#### Challenge:
Which lines hold the word "arrow"? Show each of them.

— Start of Input records —

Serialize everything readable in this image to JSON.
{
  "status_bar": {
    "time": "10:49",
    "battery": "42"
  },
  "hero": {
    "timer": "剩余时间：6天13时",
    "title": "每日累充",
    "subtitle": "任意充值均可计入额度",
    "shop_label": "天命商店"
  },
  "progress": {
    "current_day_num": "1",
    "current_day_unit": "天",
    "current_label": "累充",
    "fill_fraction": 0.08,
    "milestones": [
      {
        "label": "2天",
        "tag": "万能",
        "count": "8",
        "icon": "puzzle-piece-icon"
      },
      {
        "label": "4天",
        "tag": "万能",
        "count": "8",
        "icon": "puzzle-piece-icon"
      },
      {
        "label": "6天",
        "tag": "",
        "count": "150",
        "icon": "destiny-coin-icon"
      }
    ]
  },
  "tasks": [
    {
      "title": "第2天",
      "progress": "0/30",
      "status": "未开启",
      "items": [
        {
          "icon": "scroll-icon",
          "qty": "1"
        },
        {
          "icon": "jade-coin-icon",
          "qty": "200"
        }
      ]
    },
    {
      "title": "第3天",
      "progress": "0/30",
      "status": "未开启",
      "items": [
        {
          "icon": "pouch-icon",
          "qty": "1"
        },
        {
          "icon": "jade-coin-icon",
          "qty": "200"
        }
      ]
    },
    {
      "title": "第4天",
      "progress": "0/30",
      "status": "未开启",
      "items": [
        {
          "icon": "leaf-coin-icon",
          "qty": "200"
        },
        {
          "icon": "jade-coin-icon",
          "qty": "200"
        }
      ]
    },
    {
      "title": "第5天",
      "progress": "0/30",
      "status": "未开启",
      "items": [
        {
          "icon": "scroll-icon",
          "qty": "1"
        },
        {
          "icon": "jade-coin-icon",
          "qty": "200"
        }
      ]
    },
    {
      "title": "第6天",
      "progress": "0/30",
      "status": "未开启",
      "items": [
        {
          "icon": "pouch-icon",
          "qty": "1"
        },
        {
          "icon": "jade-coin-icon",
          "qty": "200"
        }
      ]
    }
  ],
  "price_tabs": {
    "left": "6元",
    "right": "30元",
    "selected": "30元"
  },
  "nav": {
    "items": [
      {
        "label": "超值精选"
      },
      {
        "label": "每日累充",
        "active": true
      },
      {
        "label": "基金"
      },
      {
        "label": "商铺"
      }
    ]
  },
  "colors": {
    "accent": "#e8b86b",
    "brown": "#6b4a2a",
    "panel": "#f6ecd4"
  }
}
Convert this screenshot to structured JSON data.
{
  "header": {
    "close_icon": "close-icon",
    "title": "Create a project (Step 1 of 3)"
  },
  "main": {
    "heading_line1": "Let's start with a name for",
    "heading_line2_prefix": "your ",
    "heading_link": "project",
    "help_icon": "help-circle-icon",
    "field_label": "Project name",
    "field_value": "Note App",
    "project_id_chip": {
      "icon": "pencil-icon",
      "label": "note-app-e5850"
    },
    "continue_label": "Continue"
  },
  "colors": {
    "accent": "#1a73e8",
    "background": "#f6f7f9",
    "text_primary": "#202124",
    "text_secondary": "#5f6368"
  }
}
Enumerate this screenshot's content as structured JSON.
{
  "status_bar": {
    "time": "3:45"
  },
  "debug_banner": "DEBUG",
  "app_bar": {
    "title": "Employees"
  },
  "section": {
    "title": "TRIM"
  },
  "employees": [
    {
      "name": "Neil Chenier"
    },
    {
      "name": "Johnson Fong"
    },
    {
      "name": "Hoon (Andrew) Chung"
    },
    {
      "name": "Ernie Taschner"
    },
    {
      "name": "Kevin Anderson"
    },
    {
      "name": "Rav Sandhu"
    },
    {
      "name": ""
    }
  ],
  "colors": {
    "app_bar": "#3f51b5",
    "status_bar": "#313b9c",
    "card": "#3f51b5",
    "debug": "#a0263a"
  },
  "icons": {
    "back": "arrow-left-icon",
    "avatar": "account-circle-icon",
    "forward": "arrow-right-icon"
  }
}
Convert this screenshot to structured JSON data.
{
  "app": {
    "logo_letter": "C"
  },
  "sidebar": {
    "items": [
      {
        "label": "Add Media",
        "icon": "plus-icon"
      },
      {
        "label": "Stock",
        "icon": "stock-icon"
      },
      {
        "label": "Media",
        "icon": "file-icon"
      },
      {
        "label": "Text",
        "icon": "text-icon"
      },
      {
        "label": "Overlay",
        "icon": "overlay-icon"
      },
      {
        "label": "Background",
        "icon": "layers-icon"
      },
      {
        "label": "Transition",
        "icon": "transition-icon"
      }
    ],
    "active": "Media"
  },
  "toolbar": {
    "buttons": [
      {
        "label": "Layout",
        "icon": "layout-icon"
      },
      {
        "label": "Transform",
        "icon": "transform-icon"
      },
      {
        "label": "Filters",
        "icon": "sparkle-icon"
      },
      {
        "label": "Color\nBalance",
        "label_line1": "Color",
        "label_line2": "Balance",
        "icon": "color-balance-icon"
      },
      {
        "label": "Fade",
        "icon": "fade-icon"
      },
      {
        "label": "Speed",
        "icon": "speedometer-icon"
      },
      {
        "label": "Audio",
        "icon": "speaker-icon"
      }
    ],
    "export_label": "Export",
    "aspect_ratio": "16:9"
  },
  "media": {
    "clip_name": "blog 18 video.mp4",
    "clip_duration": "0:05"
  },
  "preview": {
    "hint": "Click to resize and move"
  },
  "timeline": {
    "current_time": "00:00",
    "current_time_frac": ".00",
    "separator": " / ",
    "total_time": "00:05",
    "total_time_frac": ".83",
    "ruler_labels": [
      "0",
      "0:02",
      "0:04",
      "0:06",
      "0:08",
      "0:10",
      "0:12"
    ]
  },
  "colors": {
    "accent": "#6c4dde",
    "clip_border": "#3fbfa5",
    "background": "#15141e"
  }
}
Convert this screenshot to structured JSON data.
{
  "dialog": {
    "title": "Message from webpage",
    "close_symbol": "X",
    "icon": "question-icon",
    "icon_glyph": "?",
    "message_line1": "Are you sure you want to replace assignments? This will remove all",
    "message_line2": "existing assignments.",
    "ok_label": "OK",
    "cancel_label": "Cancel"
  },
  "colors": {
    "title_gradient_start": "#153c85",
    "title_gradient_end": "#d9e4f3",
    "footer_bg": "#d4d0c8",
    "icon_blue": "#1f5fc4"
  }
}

— End of Input records —

#### Answer:
    "back": "arrow-left-icon",
    "forward": "arrow-right-icon"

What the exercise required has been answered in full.